The problem: Skip the images. Copy the records exactly as written.

Start of Given data

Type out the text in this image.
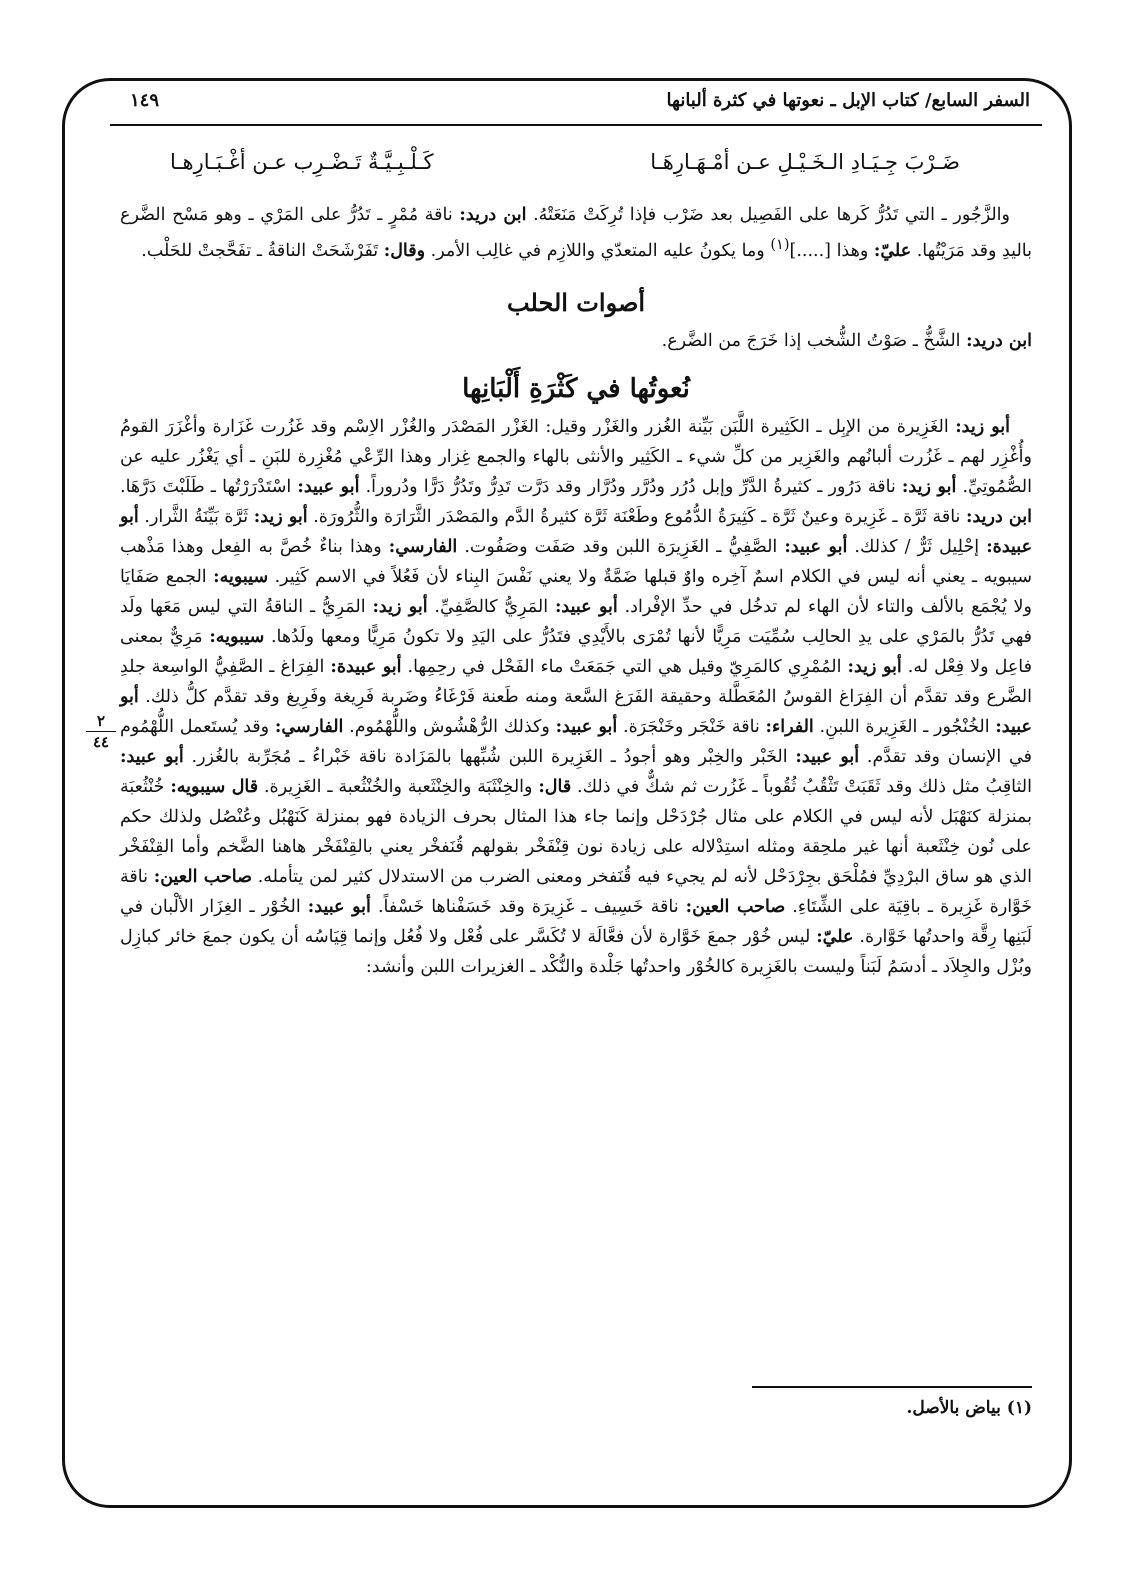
السفر السابع/ كتاب الإبل ـ نعوتها في كثرة ألبانها
١٤٩
ضَـرْبَ جِـيَـادِ الـخَـيْـلِ عـن أمْـهَـارِهَـا
كَـلْـبِـيَّـةٌ تَـضْـرِب عـن أغْـبَـارِهـا

والزَّجُور ـ التي تَدُرُّ كَرها على الفَصِيل بعد ضَرْب فإذا تُرِكَتْ مَنَعَتْهُ. ابن دريد: ناقة مُمْرٍ ـ تَدُرُّ على المَرْي ـ وهو مَسْح الضَّرع باليدِ وقد مَرَيْتُها. عليّ: وهذا [.....]$^{(١)}$ وما يكونُ عليه المتعدّي واللازِم في غالِب الأمر. وقال: تَفَرْشَحَتْ الناقةُ ـ تفَحَّجتْ للحَلْب.

أصوات الحلب

ابن دريد: الشَّخُّ ـ صَوْتُ الشُّخب إذا خَرَجَ من الضَّرع.

نُعوتُها في كَثْرَةِ أَلْبَانِها

أبو زيد: الغَزِيرة من الإبِل ـ الكَثِيرة اللَّبَن بَيِّنة الغُزر والغَزْر وقيل: الغَزْر المَصْدَر والغُزْر الاِسْم وقد غَزُرت غَزَارة وأغْزَرَ القومُ وأُغْزِر لهم ـ غَزُرت ألبانُهم والغَزِير من كلِّ شيء ـ الكَثِير والأنثى بالهاء والجمع غِزار وهذا الرِّعْي مُغْزِرة للبَنِ ـ أي يَغْزُر عليه عن الصُّمُوتِيِّ. أبو زيد: ناقة دَرُور ـ كثيرةُ الدَّرِّ وإبل دُرُر ودُرَّر ودُرَّار وقد دَرَّت تَدِرُّ وتَدُرُّ دَرًّا ودُروراً. أبو عبيد: اسْتَدْرَرْتُها ـ طَلَبْتَ دَرَّهَا. ابن دريد: ناقة ثَرَّة ـ غَزِيرة وعينٌ ثَرَّة ـ كَثِيرَةُ الدُّمُوع وطَعْنَة ثَرَّة كثيرةُ الدَّم والمَصْدَر الثَّرَارَة والثُّرُورَة. أبو زيد: ثَرَّة بَيِّنَةُ الثَّرار. أبو عبيدة: إحْلِيل ثَرٌّ / كذلك. أبو عبيد: الصَّفِيُّ ـ الغَزِيرَة اللبن وقد صَفَت وصَفُوت. الفارسي: وهذا بناءٌ خُصَّ به الفِعل وهذا مَذْهب سيبويه ـ يعني أنه ليس في الكلام اسمٌ آخِره واوٌ قبلها ضَمَّةٌ ولا يعني نَفْسَ البِناء لأن فَعُلاً في الاسم كَثِير. سيبويه: الجمع صَفَايَا ولا يُجْمَع بالألف والتاء لأن الهاء لم تدخُل في حدِّ الإفْراد. أبو عبيد: المَرِيُّ كالصَّفِيِّ. أبو زيد: المَرِيُّ ـ الناقةُ التي ليس مَعَها ولَد فهي تَدُرُّ بالمَرْي على يدِ الحالِب سُمِّيَت مَرِيًّا لأنها تُمْرَى بالأَيْدِي فتَدُرُّ على اليَدِ ولا تكونُ مَرِيًّا ومعها ولَدُها. سيبويه: مَرِيٌّ بمعنى فاعِل ولا فِعْل له. أبو زيد: المُمْرِي كالمَرِيّ وقيل هي التي جَمَعَتْ ماء الفَحْل في رحِمِها. أبو عبيدة: الفِرَاغ ـ الصَّفِيُّ الواسِعة جلدِ الضَّرع وقد تقدَّم أن الفِرَاغ القوسُ المُعَطَّلة وحقيقة الفَرَغ السَّعة ومنه طَعنة فَرْغَاءُ وضَربة فَرِيغة وفَرِيغ وقد تقدَّم كلُّ ذلك. أبو عبيد: الخُنْجُور ـ الغَزِيرة اللبنِ. الفراء: ناقة خَنْجَر وخَنْجَرَة. أبو عبيد: وكذلك الرُّهْشُوش واللُّهْمُوم. الفارسي: وقد يُستَعمل اللُّهْمُوم في الإنسان وقد تقدَّم. أبو عبيد: الخَبْر والخِبْر وهو أجودُ ـ الغَزِيرة اللبن شُبِّهها بالمَزَادة ناقة خَبْراءُ ـ مُجَرِّبة بالغُزر. أبو عبيد: الثاقِبُ مثل ذلك وقد ثَقَبَتْ تَثْقُبُ ثُقُوباً ـ غَزُرت ثم شكٌّ في ذلك. قال: والخِنْثَبَة والخِنْثَعبة والخُنْثُعبة ـ الغَزِيرة. قال سيبويه: خُنْثُعبَة بمنزلة كنَهْبَل لأنه ليس في الكلام على مثال جُرْدَحْل وإنما جاء هذا المثال بحرف الزيادة فهو بمنزلة كَنَهْبُل وعُنْصُل ولذلك حكم على نُون خِنْثَعبة أنها غير ملحِقة ومثله استِدْلاله على زيادة نون قِنْفَخْر بقولهم قُنَفخْر يعني بالقِنْفَخْر هاهنا الضَّخم وأما القِنْفَخْر الذي هو ساق البرْدِيِّ فمُلْحَق بجِرْدَحْل لأنه لم يجيء فيه قُنَفخر ومعنى الضرب من الاستدلال كثير لمن يتأمله. صاحب العين: ناقة خَوَّارة غَزِيرة ـ باقِيَة على الشِّتَاءِ. صاحب العين: ناقة خَسِيف ـ غَزِيرَة وقد خَسَفْناها خَسْفاً. أبو عبيد: الخُوْر ـ الغِزَار الألْبان في لَبَنِها رِقَّة واحدتُها خَوَّارة. عليّ: ليس خُوْر جمعَ خَوَّارة لأن فعَّالَة لا تُكَسَّر على فُعْل ولا فُعُل وإنما قِيَاسُه أن يكون جمعَ خائر كبازِل وبُزْل والجِلاَد ـ أدسَمُ لَبَناً وليست بالغَزِيرة كالخُوْر واحدتُها جَلْدة والنُّكْد ـ الغزيرات اللبن وأنشد:

٢
٤٤
(١) بياض بالأصل.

End of Given data

The result:
Type out the text in this image.
السفر السابع/ كتاب الإبل ـ نعوتها في كثرة ألبانها
١٤٩
ضَـرْبَ جِـيَـادِ الـخَـيْـلِ عـن أمْـهَـارِهَـا
كَـلْـبِـيَّـةٌ تَـضْـرِب عـن أغْـبَـارِهـا

والزَّجُور ـ التي تَدُرُّ كَرها على الفَصِيل بعد ضَرْب فإذا تُرِكَتْ مَنَعَتْهُ. ابن دريد: ناقة مُمْرٍ ـ تَدُرُّ على المَرْي ـ وهو مَسْح الضَّرع باليدِ وقد مَرَيْتُها. عليّ: وهذا [.....]$^{(١)}$ وما يكونُ عليه المتعدّي واللازِم في غالِب الأمر. وقال: تَفَرْشَحَتْ الناقةُ ـ تفَحَّجتْ للحَلْب.

أصوات الحلب

ابن دريد: الشَّخُّ ـ صَوْتُ الشُّخب إذا خَرَجَ من الضَّرع.

نُعوتُها في كَثْرَةِ أَلْبَانِها

أبو زيد: الغَزِيرة من الإبِل ـ الكَثِيرة اللَّبَن بَيِّنة الغُزر والغَزْر وقيل: الغَزْر المَصْدَر والغُزْر الاِسْم وقد غَزُرت غَزَارة وأغْزَرَ القومُ وأُغْزِر لهم ـ غَزُرت ألبانُهم والغَزِير من كلِّ شيء ـ الكَثِير والأنثى بالهاء والجمع غِزار وهذا الرِّعْي مُغْزِرة للبَنِ ـ أي يَغْزُر عليه عن الصُّمُوتِيِّ. أبو زيد: ناقة دَرُور ـ كثيرةُ الدَّرِّ وإبل دُرُر ودُرَّر ودُرَّار وقد دَرَّت تَدِرُّ وتَدُرُّ دَرًّا ودُروراً. أبو عبيد: اسْتَدْرَرْتُها ـ طَلَبْتَ دَرَّهَا. ابن دريد: ناقة ثَرَّة ـ غَزِيرة وعينٌ ثَرَّة ـ كَثِيرَةُ الدُّمُوع وطَعْنَة ثَرَّة كثيرةُ الدَّم والمَصْدَر الثَّرَارَة والثُّرُورَة. أبو زيد: ثَرَّة بَيِّنَةُ الثَّرار. أبو عبيدة: إحْلِيل ثَرٌّ / كذلك. أبو عبيد: الصَّفِيُّ ـ الغَزِيرَة اللبن وقد صَفَت وصَفُوت. الفارسي: وهذا بناءٌ خُصَّ به الفِعل وهذا مَذْهب سيبويه ـ يعني أنه ليس في الكلام اسمٌ آخِره واوٌ قبلها ضَمَّةٌ ولا يعني نَفْسَ البِناء لأن فَعُلاً في الاسم كَثِير. سيبويه: الجمع صَفَايَا ولا يُجْمَع بالألف والتاء لأن الهاء لم تدخُل في حدِّ الإفْراد. أبو عبيد: المَرِيُّ كالصَّفِيِّ. أبو زيد: المَرِيُّ ـ الناقةُ التي ليس مَعَها ولَد فهي تَدُرُّ بالمَرْي على يدِ الحالِب سُمِّيَت مَرِيًّا لأنها تُمْرَى بالأَيْدِي فتَدُرُّ على اليَدِ ولا تكونُ مَرِيًّا ومعها ولَدُها. سيبويه: مَرِيٌّ بمعنى فاعِل ولا فِعْل له. أبو زيد: المُمْرِي كالمَرِيّ وقيل هي التي جَمَعَتْ ماء الفَحْل في رحِمِها. أبو عبيدة: الفِرَاغ ـ الصَّفِيُّ الواسِعة جلدِ الضَّرع وقد تقدَّم أن الفِرَاغ القوسُ المُعَطَّلة وحقيقة الفَرَغ السَّعة ومنه طَعنة فَرْغَاءُ وضَربة فَرِيغة وفَرِيغ وقد تقدَّم كلُّ ذلك. أبو عبيد: الخُنْجُور ـ الغَزِيرة اللبنِ. الفراء: ناقة خَنْجَر وخَنْجَرَة. أبو عبيد: وكذلك الرُّهْشُوش واللُّهْمُوم. الفارسي: وقد يُستَعمل اللُّهْمُوم في الإنسان وقد تقدَّم. أبو عبيد: الخَبْر والخِبْر وهو أجودُ ـ الغَزِيرة اللبن شُبِّهها بالمَزَادة ناقة خَبْراءُ ـ مُجَرِّبة بالغُزر. أبو عبيد: الثاقِبُ مثل ذلك وقد ثَقَبَتْ تَثْقُبُ ثُقُوباً ـ غَزُرت ثم شكٌّ في ذلك. قال: والخِنْثَبَة والخِنْثَعبة والخُنْثُعبة ـ الغَزِيرة. قال سيبويه: خُنْثُعبَة بمنزلة كنَهْبَل لأنه ليس في الكلام على مثال جُرْدَحْل وإنما جاء هذا المثال بحرف الزيادة فهو بمنزلة كَنَهْبُل وعُنْصُل ولذلك حكم على نُون خِنْثَعبة أنها غير ملحِقة ومثله استِدْلاله على زيادة نون قِنْفَخْر بقولهم قُنَفخْر يعني بالقِنْفَخْر هاهنا الضَّخم وأما القِنْفَخْر الذي هو ساق البرْدِيِّ فمُلْحَق بجِرْدَحْل لأنه لم يجيء فيه قُنَفخر ومعنى الضرب من الاستدلال كثير لمن يتأمله. صاحب العين: ناقة خَوَّارة غَزِيرة ـ باقِيَة على الشِّتَاءِ. صاحب العين: ناقة خَسِيف ـ غَزِيرَة وقد خَسَفْناها خَسْفاً. أبو عبيد: الخُوْر ـ الغِزَار الألْبان في لَبَنِها رِقَّة واحدتُها خَوَّارة. عليّ: ليس خُوْر جمعَ خَوَّارة لأن فعَّالَة لا تُكَسَّر على فُعْل ولا فُعُل وإنما قِيَاسُه أن يكون جمعَ خائر كبازِل وبُزْل والجِلاَد ـ أدسَمُ لَبَناً وليست بالغَزِيرة كالخُوْر واحدتُها جَلْدة والنُّكْد ـ الغزيرات اللبن وأنشد:

٢
٤٤
(١) بياض بالأصل.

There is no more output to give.